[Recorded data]

━━━━

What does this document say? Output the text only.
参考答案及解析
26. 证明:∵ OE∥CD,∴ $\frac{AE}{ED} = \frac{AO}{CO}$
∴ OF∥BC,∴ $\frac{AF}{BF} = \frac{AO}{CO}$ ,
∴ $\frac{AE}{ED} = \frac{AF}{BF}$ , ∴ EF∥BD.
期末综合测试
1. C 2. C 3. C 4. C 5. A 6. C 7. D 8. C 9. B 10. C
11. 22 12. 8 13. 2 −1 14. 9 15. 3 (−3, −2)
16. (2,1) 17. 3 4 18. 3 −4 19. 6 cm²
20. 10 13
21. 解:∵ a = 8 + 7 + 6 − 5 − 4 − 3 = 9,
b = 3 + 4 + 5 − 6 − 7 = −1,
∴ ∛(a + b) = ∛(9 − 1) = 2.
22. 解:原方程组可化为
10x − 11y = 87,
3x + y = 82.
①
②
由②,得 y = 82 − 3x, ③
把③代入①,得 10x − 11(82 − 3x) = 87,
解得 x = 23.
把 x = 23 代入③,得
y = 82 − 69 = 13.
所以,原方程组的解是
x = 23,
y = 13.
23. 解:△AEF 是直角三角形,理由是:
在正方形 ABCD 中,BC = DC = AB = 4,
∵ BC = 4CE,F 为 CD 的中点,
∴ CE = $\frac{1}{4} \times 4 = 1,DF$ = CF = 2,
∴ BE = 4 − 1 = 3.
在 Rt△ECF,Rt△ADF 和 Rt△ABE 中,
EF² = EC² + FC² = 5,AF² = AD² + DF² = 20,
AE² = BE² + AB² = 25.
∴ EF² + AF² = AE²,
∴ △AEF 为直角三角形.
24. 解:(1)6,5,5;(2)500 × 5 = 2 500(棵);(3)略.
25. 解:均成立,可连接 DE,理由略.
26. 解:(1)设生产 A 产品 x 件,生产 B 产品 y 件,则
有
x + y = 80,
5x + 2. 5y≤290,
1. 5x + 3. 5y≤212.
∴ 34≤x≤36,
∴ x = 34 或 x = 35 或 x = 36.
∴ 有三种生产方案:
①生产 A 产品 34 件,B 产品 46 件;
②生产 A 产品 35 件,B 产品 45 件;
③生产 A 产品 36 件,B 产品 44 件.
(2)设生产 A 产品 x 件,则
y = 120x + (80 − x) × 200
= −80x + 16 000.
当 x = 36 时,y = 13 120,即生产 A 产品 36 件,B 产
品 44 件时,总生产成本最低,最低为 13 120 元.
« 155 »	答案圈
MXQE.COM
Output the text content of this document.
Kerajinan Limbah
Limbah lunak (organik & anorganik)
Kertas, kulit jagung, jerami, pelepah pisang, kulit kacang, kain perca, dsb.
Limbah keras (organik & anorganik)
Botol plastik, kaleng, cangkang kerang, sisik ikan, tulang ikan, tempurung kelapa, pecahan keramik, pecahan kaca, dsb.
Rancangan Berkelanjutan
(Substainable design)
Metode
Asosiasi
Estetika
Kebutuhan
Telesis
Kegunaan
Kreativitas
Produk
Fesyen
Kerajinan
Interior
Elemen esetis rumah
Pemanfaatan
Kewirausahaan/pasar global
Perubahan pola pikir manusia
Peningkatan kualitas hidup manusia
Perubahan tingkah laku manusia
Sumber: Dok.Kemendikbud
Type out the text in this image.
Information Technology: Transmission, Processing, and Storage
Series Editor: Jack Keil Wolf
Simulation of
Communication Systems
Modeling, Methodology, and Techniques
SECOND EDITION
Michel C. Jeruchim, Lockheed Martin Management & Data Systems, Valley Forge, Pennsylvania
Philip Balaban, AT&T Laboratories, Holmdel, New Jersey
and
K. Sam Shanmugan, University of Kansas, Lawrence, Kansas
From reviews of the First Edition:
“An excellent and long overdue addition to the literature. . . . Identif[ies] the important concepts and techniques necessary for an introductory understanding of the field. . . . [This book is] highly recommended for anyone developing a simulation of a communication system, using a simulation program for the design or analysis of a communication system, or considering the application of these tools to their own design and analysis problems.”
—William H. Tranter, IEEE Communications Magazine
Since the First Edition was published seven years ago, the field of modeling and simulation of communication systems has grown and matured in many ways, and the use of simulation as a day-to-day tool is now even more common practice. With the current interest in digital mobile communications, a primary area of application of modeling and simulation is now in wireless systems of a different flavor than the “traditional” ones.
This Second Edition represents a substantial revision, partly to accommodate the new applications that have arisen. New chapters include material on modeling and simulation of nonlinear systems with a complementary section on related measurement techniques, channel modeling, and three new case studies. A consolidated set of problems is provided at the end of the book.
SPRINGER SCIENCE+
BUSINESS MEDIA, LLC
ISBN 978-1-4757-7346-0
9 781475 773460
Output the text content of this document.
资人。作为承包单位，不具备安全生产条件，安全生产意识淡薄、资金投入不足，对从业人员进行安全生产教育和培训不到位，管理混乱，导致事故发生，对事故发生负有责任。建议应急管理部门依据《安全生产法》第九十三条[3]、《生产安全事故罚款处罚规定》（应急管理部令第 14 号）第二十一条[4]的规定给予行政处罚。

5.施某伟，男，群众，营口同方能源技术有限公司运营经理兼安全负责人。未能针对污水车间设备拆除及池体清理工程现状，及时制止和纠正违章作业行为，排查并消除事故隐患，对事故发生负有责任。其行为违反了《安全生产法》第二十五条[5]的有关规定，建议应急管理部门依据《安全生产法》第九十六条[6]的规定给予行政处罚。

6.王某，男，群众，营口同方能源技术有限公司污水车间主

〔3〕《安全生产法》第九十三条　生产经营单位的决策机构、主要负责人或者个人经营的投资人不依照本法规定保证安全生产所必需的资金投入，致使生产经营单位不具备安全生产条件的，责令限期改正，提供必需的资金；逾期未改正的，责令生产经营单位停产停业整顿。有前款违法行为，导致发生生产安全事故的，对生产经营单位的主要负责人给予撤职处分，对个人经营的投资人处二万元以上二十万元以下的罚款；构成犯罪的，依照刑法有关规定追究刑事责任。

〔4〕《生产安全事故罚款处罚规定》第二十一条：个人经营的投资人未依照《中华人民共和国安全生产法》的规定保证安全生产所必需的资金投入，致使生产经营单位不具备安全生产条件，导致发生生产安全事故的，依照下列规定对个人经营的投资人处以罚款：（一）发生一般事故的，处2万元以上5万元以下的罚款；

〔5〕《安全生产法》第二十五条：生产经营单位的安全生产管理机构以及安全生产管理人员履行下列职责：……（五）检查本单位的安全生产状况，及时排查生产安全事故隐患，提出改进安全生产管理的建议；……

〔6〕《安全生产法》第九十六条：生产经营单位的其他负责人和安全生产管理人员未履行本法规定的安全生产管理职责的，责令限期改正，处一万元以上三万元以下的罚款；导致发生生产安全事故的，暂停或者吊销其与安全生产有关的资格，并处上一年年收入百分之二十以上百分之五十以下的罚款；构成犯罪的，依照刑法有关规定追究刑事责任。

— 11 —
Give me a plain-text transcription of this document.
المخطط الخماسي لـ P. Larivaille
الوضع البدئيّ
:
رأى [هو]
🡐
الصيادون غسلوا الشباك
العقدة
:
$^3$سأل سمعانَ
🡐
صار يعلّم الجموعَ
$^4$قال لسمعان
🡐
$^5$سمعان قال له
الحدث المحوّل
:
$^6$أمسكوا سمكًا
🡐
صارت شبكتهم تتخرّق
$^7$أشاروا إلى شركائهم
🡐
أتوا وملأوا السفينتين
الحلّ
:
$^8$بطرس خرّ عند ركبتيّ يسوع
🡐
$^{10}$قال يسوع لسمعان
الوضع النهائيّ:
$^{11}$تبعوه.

━━━━

- **What you should do**: The lines to reproduce run from the one that contains "Give me a plain-text" through the last line above; copy them exactly.

- **Output for this exercise**:
Give me a plain-text transcription of this document.
المخطط الخماسي لـ P. Larivaille
الوضع البدئيّ
:
رأى [هو]
🡐
الصيادون غسلوا الشباك
العقدة
:
$^3$سأل سمعانَ
🡐
صار يعلّم الجموعَ
$^4$قال لسمعان
🡐
$^5$سمعان قال له
الحدث المحوّل
:
$^6$أمسكوا سمكًا
🡐
صارت شبكتهم تتخرّق
$^7$أشاروا إلى شركائهم
🡐
أتوا وملأوا السفينتين
الحلّ
:
$^8$بطرس خرّ عند ركبتيّ يسوع
🡐
$^{10}$قال يسوع لسمعان
الوضع النهائيّ:
$^{11}$تبعوه.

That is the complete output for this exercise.